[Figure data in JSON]
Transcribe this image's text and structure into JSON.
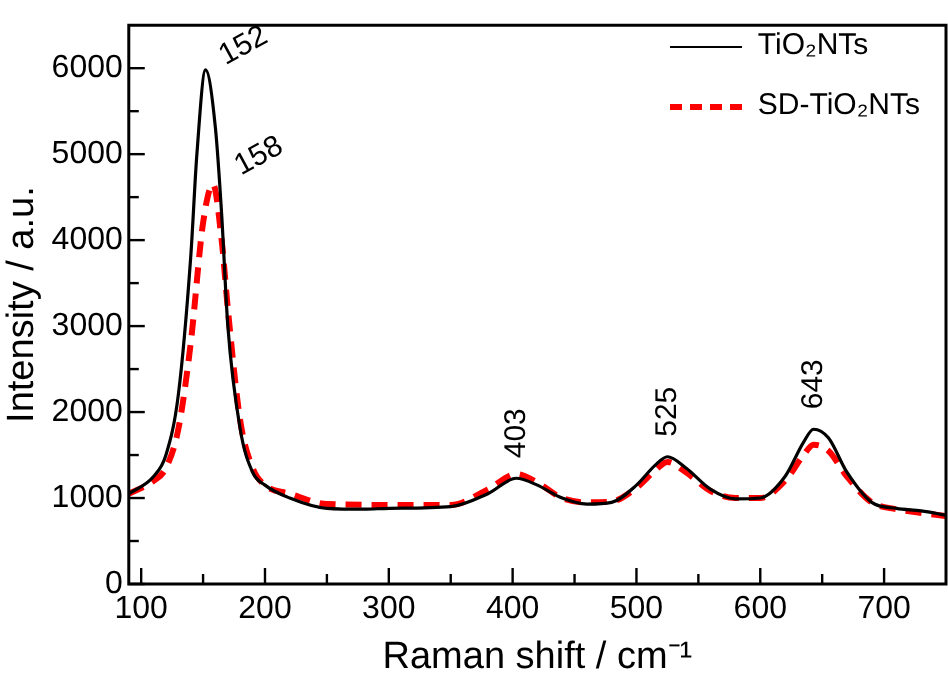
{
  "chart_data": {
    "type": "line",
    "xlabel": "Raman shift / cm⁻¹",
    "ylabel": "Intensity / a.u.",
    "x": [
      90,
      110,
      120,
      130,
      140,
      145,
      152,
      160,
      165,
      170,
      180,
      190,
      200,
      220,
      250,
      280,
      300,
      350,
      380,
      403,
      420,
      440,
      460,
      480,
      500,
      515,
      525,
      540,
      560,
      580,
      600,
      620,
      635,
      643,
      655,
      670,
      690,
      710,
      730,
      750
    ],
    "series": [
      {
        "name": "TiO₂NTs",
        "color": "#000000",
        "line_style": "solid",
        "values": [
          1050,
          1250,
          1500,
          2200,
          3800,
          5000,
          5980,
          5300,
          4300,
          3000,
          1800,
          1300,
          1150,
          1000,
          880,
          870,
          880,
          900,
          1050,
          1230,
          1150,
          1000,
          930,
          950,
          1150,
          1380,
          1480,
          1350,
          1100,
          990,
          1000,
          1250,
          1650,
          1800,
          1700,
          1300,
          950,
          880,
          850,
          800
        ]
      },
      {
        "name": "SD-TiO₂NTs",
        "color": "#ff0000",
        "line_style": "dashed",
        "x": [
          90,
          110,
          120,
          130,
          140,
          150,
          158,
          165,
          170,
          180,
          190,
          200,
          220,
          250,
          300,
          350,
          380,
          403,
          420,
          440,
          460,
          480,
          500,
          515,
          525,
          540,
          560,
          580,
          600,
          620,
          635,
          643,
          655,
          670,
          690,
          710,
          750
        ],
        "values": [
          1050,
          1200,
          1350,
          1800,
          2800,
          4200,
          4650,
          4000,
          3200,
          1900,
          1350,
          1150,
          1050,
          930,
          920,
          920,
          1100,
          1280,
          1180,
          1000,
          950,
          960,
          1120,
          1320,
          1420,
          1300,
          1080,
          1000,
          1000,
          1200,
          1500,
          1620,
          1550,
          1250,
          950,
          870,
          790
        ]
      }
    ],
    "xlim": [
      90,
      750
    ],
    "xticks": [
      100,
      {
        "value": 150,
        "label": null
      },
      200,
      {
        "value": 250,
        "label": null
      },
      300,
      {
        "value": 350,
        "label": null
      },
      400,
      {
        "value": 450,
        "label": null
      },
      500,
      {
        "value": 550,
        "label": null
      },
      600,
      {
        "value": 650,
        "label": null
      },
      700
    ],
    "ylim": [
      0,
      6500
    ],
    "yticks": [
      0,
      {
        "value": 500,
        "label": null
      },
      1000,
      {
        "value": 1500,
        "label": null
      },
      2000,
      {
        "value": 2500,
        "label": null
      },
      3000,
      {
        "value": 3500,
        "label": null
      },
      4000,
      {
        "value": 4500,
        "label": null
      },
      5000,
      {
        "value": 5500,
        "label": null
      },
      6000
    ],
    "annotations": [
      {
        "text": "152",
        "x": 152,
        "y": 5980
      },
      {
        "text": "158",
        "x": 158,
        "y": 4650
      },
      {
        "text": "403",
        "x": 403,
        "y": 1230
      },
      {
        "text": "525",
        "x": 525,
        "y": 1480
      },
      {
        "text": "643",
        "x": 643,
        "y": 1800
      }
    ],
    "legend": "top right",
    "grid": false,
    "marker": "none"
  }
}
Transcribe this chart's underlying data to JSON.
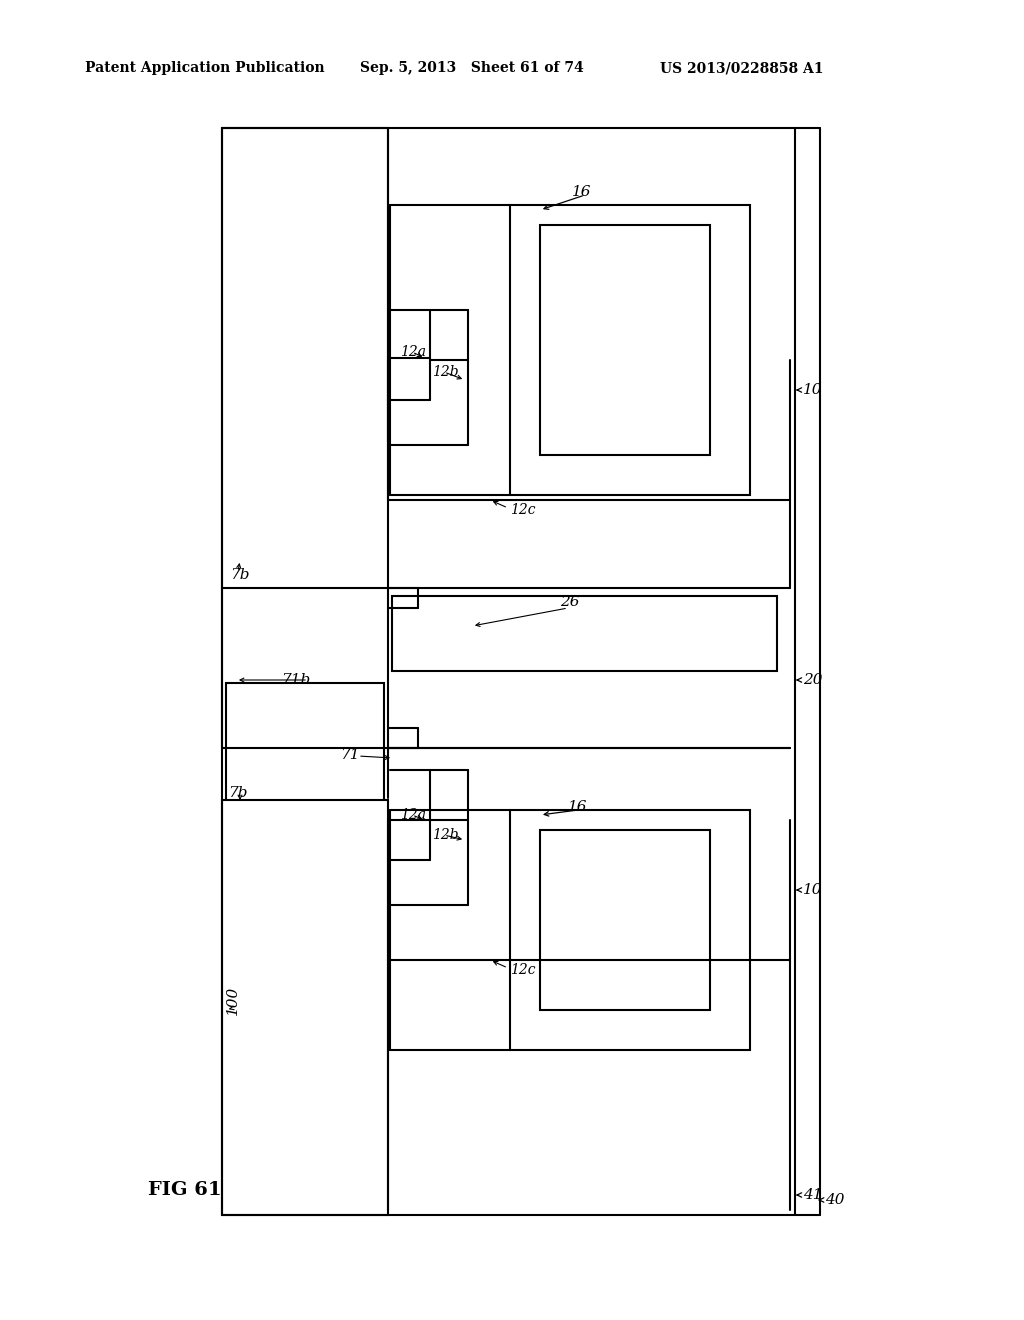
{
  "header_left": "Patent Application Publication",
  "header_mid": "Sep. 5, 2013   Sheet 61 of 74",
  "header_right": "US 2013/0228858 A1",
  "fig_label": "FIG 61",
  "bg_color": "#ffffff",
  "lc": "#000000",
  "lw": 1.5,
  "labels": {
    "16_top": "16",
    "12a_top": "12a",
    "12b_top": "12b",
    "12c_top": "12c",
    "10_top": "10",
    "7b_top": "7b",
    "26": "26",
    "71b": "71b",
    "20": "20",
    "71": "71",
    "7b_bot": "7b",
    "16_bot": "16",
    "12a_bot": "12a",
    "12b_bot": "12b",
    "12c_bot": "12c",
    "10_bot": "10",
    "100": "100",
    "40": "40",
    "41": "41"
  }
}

--- DO THIS ---
Output the records above exactly as they are, leaving out the pictures.

--- WORKED SOLUTION ---
Transcribe this image's text and structure into JSON.
{
  "chart_data": {
    "type": "line",
    "xlabel": "Raman shift / cm⁻¹",
    "ylabel": "Intensity / a.u.",
    "x": [
      90,
      110,
      120,
      130,
      140,
      145,
      152,
      160,
      165,
      170,
      180,
      190,
      200,
      220,
      250,
      280,
      300,
      350,
      380,
      403,
      420,
      440,
      460,
      480,
      500,
      515,
      525,
      540,
      560,
      580,
      600,
      620,
      635,
      643,
      655,
      670,
      690,
      710,
      730,
      750
    ],
    "series": [
      {
        "name": "TiO₂NTs",
        "color": "#000000",
        "line_style": "solid",
        "values": [
          1050,
          1250,
          1500,
          2200,
          3800,
          5000,
          5980,
          5300,
          4300,
          3000,
          1800,
          1300,
          1150,
          1000,
          880,
          870,
          880,
          900,
          1050,
          1230,
          1150,
          1000,
          930,
          950,
          1150,
          1380,
          1480,
          1350,
          1100,
          990,
          1000,
          1250,
          1650,
          1800,
          1700,
          1300,
          950,
          880,
          850,
          800
        ]
      },
      {
        "name": "SD-TiO₂NTs",
        "color": "#ff0000",
        "line_style": "dashed",
        "x": [
          90,
          110,
          120,
          130,
          140,
          150,
          158,
          165,
          170,
          180,
          190,
          200,
          220,
          250,
          300,
          350,
          380,
          403,
          420,
          440,
          460,
          480,
          500,
          515,
          525,
          540,
          560,
          580,
          600,
          620,
          635,
          643,
          655,
          670,
          690,
          710,
          750
        ],
        "values": [
          1050,
          1200,
          1350,
          1800,
          2800,
          4200,
          4650,
          4000,
          3200,
          1900,
          1350,
          1150,
          1050,
          930,
          920,
          920,
          1100,
          1280,
          1180,
          1000,
          950,
          960,
          1120,
          1320,
          1420,
          1300,
          1080,
          1000,
          1000,
          1200,
          1500,
          1620,
          1550,
          1250,
          950,
          870,
          790
        ]
      }
    ],
    "xlim": [
      90,
      750
    ],
    "xticks": [
      100,
      {
        "value": 150,
        "label": null
      },
      200,
      {
        "value": 250,
        "label": null
      },
      300,
      {
        "value": 350,
        "label": null
      },
      400,
      {
        "value": 450,
        "label": null
      },
      500,
      {
        "value": 550,
        "label": null
      },
      600,
      {
        "value": 650,
        "label": null
      },
      700
    ],
    "ylim": [
      0,
      6500
    ],
    "yticks": [
      0,
      {
        "value": 500,
        "label": null
      },
      1000,
      {
        "value": 1500,
        "label": null
      },
      2000,
      {
        "value": 2500,
        "label": null
      },
      3000,
      {
        "value": 3500,
        "label": null
      },
      4000,
      {
        "value": 4500,
        "label": null
      },
      5000,
      {
        "value": 5500,
        "label": null
      },
      6000
    ],
    "annotations": [
      {
        "text": "152",
        "x": 152,
        "y": 5980
      },
      {
        "text": "158",
        "x": 158,
        "y": 4650
      },
      {
        "text": "403",
        "x": 403,
        "y": 1230
      },
      {
        "text": "525",
        "x": 525,
        "y": 1480
      },
      {
        "text": "643",
        "x": 643,
        "y": 1800
      }
    ],
    "legend": "top right",
    "grid": false,
    "marker": "none"
  }
}
Transcribe this chart's underlying data to JSON.
{
  "header_left": "Patent Application Publication",
  "header_mid": "Sep. 5, 2013   Sheet 61 of 74",
  "header_right": "US 2013/0228858 A1",
  "fig_label": "FIG 61",
  "bg_color": "#ffffff",
  "lc": "#000000",
  "lw": 1.5,
  "labels": {
    "16_top": "16",
    "12a_top": "12a",
    "12b_top": "12b",
    "12c_top": "12c",
    "10_top": "10",
    "7b_top": "7b",
    "26": "26",
    "71b": "71b",
    "20": "20",
    "71": "71",
    "7b_bot": "7b",
    "16_bot": "16",
    "12a_bot": "12a",
    "12b_bot": "12b",
    "12c_bot": "12c",
    "10_bot": "10",
    "100": "100",
    "40": "40",
    "41": "41"
  }
}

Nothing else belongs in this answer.